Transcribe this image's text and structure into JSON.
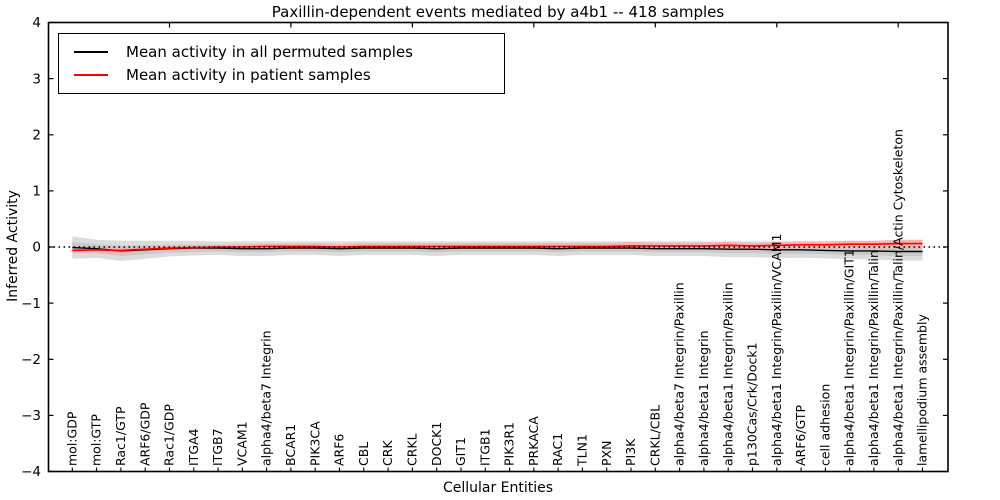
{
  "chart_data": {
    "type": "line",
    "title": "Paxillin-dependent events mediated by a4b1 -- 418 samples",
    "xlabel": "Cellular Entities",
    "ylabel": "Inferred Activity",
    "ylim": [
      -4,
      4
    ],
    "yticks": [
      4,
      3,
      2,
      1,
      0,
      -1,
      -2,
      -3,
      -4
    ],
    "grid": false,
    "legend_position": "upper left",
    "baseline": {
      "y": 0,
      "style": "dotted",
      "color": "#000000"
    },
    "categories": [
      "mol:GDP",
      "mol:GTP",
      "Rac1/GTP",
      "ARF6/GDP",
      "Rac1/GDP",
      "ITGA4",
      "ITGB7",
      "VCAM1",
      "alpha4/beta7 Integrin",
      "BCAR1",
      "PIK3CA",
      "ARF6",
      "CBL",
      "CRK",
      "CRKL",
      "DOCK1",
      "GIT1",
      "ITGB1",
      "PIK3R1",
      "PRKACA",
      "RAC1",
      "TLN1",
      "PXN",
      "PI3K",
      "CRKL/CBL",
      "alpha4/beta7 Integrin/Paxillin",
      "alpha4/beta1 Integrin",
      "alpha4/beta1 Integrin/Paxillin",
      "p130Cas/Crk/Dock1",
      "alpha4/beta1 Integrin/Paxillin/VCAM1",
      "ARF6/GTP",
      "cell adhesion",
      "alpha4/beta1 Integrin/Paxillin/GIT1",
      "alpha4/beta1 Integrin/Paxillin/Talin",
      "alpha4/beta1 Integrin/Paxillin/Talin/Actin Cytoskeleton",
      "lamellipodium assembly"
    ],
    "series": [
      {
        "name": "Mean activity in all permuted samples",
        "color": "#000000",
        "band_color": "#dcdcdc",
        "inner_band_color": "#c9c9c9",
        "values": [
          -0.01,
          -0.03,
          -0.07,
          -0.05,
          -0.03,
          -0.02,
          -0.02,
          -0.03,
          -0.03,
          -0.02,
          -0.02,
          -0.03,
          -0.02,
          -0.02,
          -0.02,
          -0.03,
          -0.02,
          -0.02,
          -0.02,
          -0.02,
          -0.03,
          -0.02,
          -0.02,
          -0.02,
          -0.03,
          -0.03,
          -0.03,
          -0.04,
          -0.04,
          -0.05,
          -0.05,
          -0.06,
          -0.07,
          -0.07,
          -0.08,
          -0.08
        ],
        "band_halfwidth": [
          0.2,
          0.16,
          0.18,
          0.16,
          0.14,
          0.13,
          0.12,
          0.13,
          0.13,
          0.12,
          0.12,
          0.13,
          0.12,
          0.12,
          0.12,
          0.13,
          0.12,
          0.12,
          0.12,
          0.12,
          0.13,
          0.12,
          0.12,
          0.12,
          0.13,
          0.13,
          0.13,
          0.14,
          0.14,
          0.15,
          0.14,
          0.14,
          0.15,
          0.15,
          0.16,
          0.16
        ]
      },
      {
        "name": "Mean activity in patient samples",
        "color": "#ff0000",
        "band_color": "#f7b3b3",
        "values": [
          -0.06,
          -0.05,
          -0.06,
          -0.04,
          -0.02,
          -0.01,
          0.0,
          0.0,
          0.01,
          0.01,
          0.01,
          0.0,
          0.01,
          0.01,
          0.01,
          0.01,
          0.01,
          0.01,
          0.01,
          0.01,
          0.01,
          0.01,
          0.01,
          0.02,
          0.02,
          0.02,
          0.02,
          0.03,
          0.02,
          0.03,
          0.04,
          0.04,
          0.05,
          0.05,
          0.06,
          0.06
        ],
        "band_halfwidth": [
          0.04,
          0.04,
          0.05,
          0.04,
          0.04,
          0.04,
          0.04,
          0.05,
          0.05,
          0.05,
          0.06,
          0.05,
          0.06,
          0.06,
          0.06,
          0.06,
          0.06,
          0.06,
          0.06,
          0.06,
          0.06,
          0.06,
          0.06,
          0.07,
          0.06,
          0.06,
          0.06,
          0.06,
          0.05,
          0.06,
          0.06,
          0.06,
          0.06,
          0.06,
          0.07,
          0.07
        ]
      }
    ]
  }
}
════════════════
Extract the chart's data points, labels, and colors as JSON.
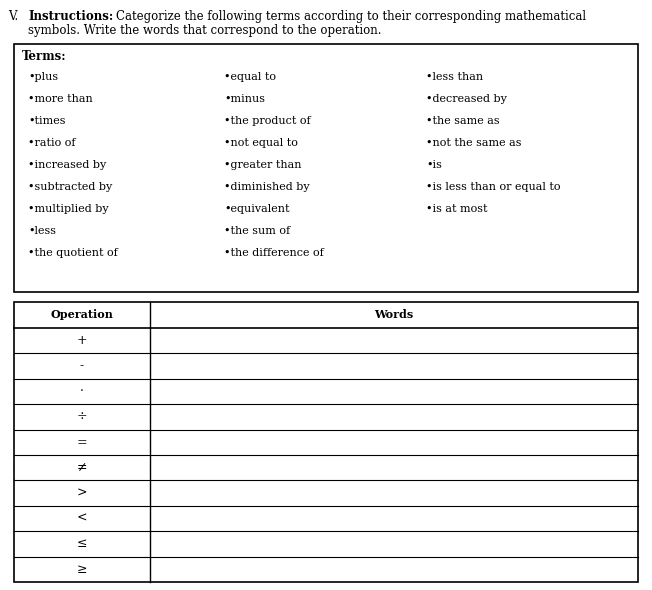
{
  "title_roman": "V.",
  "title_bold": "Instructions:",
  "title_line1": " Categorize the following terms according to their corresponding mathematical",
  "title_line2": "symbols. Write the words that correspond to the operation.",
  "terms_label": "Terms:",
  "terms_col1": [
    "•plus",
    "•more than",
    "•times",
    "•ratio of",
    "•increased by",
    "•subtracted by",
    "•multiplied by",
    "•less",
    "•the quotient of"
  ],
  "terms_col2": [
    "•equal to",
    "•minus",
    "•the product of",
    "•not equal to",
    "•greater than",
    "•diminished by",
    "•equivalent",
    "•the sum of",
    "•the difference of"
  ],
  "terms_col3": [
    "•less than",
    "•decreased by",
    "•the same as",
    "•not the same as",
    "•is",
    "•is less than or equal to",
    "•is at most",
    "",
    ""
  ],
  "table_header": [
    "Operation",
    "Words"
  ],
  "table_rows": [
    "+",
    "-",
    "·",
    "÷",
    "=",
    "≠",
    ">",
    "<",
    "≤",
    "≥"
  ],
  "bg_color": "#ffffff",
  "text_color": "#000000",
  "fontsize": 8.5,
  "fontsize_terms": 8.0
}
════════════════
Reply with nothing but the number of lines in the data above that contain "than".

▶ [Solution for this exercise] 4